Brief. Find every line in the records that holds the string "Proposed". Copy each one.

Records provided.
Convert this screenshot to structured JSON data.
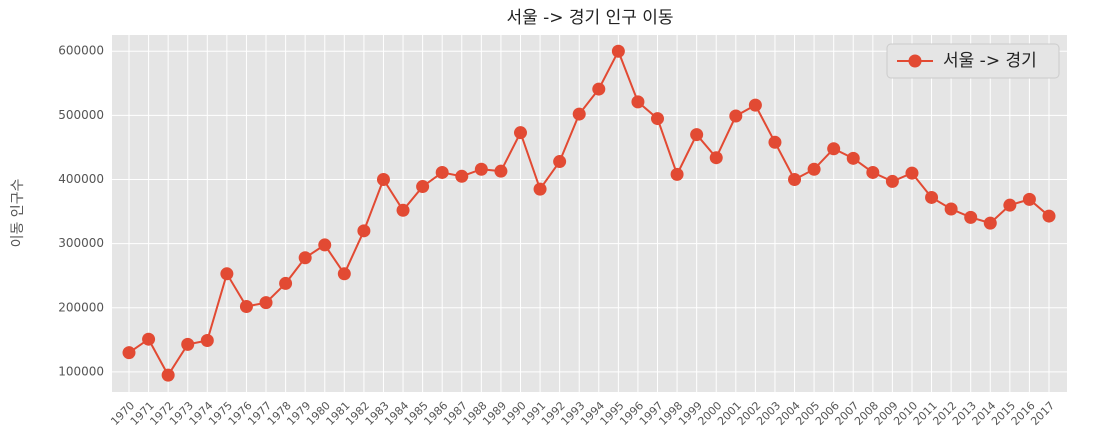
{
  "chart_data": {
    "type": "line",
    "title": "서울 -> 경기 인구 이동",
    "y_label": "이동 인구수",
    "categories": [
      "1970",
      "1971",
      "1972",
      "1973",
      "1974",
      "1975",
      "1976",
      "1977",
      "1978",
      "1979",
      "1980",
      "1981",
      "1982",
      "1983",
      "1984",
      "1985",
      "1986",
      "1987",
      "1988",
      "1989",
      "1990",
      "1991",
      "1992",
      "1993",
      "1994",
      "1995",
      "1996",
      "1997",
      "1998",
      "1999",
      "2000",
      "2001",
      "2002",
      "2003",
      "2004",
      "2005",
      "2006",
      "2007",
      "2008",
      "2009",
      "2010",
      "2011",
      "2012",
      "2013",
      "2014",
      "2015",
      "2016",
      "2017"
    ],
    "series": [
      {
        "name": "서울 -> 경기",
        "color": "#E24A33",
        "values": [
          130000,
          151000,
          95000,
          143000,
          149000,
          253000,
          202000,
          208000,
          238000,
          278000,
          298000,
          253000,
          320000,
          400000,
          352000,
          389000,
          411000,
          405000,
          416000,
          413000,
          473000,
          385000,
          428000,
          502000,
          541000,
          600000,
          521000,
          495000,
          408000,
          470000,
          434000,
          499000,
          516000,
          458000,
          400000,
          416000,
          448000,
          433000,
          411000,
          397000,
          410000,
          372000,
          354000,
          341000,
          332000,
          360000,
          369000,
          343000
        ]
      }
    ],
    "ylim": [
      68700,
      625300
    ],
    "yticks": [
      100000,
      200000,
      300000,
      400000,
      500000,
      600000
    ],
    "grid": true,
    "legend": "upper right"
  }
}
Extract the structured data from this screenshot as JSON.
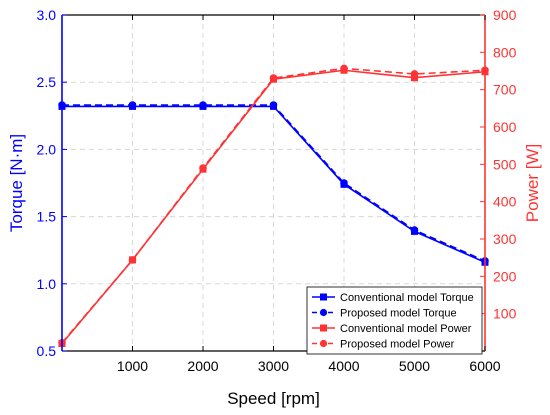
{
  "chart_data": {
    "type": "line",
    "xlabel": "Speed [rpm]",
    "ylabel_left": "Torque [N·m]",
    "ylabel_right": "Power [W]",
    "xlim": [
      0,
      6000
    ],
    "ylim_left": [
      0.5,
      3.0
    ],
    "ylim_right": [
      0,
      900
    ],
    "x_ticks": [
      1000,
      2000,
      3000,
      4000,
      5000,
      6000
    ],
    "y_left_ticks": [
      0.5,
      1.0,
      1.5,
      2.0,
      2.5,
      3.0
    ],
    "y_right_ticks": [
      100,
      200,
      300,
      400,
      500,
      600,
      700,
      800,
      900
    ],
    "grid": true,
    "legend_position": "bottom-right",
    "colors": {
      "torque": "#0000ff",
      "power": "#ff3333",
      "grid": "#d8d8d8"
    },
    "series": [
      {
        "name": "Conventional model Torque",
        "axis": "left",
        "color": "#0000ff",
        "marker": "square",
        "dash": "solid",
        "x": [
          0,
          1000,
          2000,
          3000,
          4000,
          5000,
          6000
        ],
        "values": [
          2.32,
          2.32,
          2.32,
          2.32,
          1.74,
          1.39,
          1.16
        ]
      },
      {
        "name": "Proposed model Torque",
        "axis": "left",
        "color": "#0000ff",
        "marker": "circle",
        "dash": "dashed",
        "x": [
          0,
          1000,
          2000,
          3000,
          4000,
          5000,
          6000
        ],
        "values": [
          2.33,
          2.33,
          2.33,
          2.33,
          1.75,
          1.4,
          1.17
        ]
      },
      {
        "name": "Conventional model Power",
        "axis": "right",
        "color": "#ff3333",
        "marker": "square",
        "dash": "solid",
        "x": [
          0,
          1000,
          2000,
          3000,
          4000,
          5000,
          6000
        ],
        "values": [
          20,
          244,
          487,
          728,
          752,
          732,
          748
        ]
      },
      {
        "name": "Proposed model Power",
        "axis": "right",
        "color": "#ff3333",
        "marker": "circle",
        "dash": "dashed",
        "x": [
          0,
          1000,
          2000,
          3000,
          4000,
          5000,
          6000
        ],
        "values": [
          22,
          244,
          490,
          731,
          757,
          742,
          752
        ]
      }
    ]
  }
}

Answer for this exercise.
        "name": "Proposed model Torque",
        "name": "Proposed model Power",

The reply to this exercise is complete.